Problem to work on: Will you transcribe all the entries word for word, skipping the pictures they hold?

Available records:
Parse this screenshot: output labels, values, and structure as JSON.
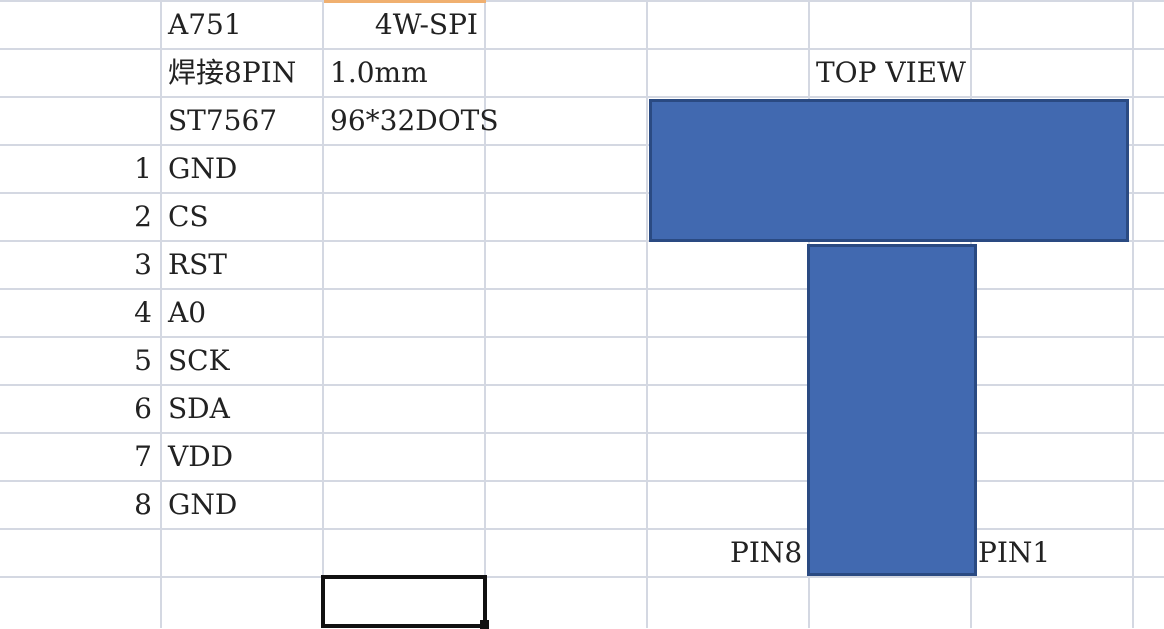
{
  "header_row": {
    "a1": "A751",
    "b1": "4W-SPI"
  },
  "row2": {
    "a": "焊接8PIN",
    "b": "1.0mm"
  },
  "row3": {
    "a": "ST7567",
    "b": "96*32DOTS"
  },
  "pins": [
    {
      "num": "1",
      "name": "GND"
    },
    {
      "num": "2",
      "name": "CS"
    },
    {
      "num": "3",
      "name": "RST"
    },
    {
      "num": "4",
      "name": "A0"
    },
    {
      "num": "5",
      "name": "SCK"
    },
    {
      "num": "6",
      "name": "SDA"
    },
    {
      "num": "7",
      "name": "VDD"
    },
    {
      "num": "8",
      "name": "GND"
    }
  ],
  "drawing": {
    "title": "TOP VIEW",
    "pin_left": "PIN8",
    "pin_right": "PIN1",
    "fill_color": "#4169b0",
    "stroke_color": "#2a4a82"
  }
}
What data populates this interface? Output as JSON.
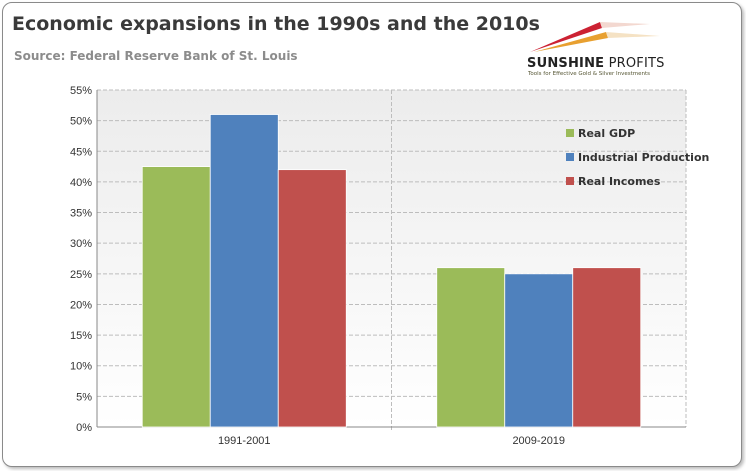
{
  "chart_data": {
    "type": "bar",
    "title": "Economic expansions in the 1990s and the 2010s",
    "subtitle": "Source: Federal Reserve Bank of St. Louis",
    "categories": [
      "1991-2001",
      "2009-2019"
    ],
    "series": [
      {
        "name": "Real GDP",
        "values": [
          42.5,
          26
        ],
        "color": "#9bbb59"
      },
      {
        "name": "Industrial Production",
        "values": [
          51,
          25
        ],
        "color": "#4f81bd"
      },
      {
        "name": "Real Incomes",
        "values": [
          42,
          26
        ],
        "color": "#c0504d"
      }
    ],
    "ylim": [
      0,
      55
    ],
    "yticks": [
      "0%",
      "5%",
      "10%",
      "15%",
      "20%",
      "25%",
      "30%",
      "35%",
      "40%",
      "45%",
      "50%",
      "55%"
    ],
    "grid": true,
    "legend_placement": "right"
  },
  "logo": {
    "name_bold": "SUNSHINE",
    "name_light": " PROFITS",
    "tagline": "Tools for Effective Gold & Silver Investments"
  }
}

Answer to this task:
Parse this screenshot: output labels, values, and structure as JSON.
{
  "header_row": {
    "a1": "A751",
    "b1": "4W-SPI"
  },
  "row2": {
    "a": "焊接8PIN",
    "b": "1.0mm"
  },
  "row3": {
    "a": "ST7567",
    "b": "96*32DOTS"
  },
  "pins": [
    {
      "num": "1",
      "name": "GND"
    },
    {
      "num": "2",
      "name": "CS"
    },
    {
      "num": "3",
      "name": "RST"
    },
    {
      "num": "4",
      "name": "A0"
    },
    {
      "num": "5",
      "name": "SCK"
    },
    {
      "num": "6",
      "name": "SDA"
    },
    {
      "num": "7",
      "name": "VDD"
    },
    {
      "num": "8",
      "name": "GND"
    }
  ],
  "drawing": {
    "title": "TOP VIEW",
    "pin_left": "PIN8",
    "pin_right": "PIN1",
    "fill_color": "#4169b0",
    "stroke_color": "#2a4a82"
  }
}
What data populates this interface? Output as JSON.
{
  "chart_data": {
    "type": "bar",
    "title": "Economic expansions in the 1990s and the 2010s",
    "subtitle": "Source: Federal Reserve Bank of St. Louis",
    "categories": [
      "1991-2001",
      "2009-2019"
    ],
    "series": [
      {
        "name": "Real GDP",
        "values": [
          42.5,
          26
        ],
        "color": "#9bbb59"
      },
      {
        "name": "Industrial Production",
        "values": [
          51,
          25
        ],
        "color": "#4f81bd"
      },
      {
        "name": "Real Incomes",
        "values": [
          42,
          26
        ],
        "color": "#c0504d"
      }
    ],
    "ylim": [
      0,
      55
    ],
    "yticks": [
      "0%",
      "5%",
      "10%",
      "15%",
      "20%",
      "25%",
      "30%",
      "35%",
      "40%",
      "45%",
      "50%",
      "55%"
    ],
    "grid": true,
    "legend_placement": "right"
  },
  "logo": {
    "name_bold": "SUNSHINE",
    "name_light": " PROFITS",
    "tagline": "Tools for Effective Gold & Silver Investments"
  }
}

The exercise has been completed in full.